**DOCUMENT EXTRACT**
The vision sensor data was able to classify objects more successfully on its own than the researchers were expecting: the weight of the objects was visible because of containers’ transparency and the way they deformed. Nevertheless, the tactile data did improve improve the accuracy.
Perhaps more importantly, however, the combination of the two sensors gave the robot a real advantage when doing so-called slip tests. This is where the robot is made to grip with an amount of pressure that is not quite enough take the objects weight securely, so it has a tendency to drop down. Here, the use of both tactile and visual data seems to really help in identifying a slip quickly (see Figure 2).
This is partly thanks to a quantity called weighted spike count that they use in their models to encourage early classification. Functionally this could improve a machine’s reaction time, giving it a better chance of minimizing the likelihood and consequences of dropping an object.
The group have made their datasets available to other researchers who might want to work on improving the learning models used.

**STORED RECORDS**
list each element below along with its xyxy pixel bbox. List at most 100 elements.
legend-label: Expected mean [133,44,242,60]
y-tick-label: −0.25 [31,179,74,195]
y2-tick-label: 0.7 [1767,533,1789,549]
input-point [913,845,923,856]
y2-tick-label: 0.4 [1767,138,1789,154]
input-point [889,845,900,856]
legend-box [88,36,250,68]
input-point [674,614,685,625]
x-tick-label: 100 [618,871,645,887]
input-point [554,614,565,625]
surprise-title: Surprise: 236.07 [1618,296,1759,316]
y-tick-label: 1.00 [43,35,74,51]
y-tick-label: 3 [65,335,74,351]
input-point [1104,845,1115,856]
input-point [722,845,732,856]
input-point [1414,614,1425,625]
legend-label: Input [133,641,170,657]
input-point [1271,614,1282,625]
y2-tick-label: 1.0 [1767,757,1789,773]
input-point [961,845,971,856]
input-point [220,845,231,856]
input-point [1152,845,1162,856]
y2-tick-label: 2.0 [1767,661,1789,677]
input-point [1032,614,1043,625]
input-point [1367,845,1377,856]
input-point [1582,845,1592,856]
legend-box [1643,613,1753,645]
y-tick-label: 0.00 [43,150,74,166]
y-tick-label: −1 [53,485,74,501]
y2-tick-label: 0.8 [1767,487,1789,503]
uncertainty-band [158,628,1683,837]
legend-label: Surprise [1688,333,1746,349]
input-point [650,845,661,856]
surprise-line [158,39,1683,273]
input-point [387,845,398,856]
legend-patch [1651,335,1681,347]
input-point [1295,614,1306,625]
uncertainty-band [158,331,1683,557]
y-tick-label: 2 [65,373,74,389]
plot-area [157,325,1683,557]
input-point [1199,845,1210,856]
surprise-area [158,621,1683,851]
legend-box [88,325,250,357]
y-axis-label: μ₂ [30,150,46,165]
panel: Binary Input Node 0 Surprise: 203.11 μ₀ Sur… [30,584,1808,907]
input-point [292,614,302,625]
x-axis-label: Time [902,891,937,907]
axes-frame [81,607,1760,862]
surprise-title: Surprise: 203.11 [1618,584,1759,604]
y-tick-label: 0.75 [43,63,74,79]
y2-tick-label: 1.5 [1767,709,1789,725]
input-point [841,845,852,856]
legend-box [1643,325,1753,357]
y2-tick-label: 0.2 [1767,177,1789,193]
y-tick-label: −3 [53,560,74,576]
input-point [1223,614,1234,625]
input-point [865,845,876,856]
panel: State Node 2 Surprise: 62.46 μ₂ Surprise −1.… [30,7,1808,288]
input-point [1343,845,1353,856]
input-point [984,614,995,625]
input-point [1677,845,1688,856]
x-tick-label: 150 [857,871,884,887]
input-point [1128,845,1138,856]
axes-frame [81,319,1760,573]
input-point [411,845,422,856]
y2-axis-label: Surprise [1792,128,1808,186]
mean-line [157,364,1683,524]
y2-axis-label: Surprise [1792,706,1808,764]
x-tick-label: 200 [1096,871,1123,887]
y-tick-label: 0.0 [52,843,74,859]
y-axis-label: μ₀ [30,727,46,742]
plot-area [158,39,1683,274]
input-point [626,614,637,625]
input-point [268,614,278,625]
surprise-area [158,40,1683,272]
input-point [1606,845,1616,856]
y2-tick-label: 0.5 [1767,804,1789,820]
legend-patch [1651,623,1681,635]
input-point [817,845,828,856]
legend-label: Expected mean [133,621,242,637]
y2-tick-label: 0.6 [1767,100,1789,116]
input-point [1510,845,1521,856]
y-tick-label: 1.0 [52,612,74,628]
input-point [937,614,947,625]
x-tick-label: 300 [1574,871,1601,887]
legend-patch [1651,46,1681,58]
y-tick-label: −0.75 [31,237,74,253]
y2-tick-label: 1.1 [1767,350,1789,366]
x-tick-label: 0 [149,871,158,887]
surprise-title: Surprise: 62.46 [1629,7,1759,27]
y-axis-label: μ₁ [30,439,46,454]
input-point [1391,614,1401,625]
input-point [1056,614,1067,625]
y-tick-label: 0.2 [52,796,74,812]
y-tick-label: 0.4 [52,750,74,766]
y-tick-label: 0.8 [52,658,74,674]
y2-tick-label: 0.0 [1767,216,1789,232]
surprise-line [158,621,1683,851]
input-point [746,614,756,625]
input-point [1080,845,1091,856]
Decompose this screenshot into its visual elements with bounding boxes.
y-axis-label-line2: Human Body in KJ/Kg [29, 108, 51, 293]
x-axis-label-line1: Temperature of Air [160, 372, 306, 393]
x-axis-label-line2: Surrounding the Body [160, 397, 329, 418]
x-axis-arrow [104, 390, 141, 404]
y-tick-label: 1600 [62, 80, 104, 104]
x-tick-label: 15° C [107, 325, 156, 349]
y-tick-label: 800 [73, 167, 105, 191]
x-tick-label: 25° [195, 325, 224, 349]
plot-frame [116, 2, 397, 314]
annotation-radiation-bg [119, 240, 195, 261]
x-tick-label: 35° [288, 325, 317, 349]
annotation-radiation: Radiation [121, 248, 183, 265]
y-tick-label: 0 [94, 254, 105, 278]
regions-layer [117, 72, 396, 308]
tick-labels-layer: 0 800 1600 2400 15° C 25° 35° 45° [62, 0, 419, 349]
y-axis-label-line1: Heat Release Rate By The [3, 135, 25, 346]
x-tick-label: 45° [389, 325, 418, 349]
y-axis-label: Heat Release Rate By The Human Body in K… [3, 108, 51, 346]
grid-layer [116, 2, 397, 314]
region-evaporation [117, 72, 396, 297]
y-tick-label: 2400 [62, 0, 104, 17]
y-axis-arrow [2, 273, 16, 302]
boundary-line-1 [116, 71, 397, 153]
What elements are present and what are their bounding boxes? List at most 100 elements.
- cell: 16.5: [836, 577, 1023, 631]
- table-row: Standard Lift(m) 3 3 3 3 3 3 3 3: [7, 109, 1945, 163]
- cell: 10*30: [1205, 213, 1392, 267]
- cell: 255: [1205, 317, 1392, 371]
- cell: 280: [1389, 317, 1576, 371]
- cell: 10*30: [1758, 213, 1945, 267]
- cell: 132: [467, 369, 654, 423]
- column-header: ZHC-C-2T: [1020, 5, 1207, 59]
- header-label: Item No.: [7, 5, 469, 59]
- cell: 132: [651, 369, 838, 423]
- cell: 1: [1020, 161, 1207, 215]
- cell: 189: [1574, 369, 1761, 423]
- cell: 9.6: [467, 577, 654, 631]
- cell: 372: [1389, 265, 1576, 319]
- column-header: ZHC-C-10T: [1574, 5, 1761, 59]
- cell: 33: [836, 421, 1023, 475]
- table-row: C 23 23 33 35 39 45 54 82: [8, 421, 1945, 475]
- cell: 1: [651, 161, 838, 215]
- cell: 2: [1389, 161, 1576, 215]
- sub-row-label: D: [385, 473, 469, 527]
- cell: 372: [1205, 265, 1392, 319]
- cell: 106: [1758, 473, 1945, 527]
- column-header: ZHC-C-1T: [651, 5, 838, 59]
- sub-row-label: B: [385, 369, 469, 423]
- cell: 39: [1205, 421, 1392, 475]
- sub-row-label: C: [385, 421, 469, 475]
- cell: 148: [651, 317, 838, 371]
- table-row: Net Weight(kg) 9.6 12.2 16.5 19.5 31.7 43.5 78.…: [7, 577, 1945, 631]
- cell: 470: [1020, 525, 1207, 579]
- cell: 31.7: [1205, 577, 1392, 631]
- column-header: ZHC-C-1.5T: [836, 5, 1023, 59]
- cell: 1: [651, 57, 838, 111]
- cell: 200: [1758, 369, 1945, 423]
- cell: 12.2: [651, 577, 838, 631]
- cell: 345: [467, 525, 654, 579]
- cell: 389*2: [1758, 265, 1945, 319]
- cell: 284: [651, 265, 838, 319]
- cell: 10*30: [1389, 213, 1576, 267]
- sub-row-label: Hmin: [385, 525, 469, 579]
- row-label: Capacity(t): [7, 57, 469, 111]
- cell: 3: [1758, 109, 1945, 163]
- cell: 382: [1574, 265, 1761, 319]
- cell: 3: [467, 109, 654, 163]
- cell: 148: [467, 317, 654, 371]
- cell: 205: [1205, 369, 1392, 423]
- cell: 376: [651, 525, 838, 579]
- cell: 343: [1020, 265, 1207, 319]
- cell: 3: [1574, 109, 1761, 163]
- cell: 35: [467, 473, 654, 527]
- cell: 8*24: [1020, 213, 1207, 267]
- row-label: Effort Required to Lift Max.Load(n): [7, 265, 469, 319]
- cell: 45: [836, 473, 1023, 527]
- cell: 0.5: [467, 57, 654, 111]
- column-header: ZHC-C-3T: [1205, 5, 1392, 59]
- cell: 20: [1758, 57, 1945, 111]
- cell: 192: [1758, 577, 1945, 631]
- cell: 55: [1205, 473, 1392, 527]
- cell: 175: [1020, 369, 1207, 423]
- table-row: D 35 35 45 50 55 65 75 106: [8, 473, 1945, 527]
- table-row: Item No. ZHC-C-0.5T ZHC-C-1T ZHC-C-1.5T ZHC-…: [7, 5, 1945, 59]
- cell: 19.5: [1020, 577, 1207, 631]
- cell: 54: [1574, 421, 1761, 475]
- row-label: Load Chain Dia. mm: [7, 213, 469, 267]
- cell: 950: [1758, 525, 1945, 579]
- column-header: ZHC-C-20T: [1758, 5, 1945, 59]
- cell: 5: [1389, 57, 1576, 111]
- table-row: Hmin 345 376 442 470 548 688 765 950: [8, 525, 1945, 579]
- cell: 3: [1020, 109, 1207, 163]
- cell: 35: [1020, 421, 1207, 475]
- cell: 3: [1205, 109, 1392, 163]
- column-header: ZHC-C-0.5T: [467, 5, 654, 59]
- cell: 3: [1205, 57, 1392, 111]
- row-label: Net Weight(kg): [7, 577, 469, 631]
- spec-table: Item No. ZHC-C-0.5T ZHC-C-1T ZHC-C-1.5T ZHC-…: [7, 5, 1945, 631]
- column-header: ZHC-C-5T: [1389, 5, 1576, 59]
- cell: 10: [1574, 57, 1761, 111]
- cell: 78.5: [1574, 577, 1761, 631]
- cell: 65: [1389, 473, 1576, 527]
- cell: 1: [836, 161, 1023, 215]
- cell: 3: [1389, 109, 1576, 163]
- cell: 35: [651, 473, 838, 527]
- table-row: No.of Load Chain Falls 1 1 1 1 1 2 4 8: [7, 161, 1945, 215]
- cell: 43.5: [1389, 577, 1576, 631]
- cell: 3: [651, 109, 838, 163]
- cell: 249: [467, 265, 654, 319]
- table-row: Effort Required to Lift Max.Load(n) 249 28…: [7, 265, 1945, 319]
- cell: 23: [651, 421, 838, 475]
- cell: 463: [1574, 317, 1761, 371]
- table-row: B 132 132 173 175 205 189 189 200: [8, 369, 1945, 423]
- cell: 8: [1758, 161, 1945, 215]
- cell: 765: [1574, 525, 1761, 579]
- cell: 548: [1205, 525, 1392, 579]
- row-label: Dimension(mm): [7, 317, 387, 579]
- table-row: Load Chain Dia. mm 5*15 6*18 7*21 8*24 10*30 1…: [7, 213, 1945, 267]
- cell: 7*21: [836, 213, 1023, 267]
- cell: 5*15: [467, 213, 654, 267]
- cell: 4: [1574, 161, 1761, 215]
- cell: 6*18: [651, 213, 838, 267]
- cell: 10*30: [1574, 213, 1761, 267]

**TASKS FOR THIS EXERCISE**
A. Reproduce verbatim the stretch of the passage on combining tactile and visual sensing in robots from "Perhaps more importantly, however, the" through "(see Figure 2).".
B. Resume the passage on combining tactile and visual sensing in robots from the point at which it ends.

**THE REPLIES**
A.
Perhaps more importantly, however, the combination of the two sensors gave the robot a real advantage when doing so-called slip tests. This is where the robot is made to grip with an amount of pressure that is not quite enough take the objects weight securely, so it has a tendency to drop down. Here, the use of both tactile and visual data seems to really help in identifying a slip quickly (see Figure 2).

B.
For these experiments, training was done using conventional technology, but the network was then run on the Intel Loihi chip. The published results show a 50x improvement in power efficiency, but that’s already been improved upon.
According to NUS’s Harold Soh, since the paper came out, “…We’ve been fine-tuning our neural models and analyses. Our most recent slip detection model uses 1900x less power when run on neuromorphic hardware compared to a GPU, while retaining inference speed and accuracy. Our focus now is on translating this low-level performance to better robot behaviors on higher-level tasks, such as object pick-and-place and human-robot handovers. More broadly, we believe event-driven multi-sensory intelligence to be an important step towards trustworthy robots that we feel comfortable working with.”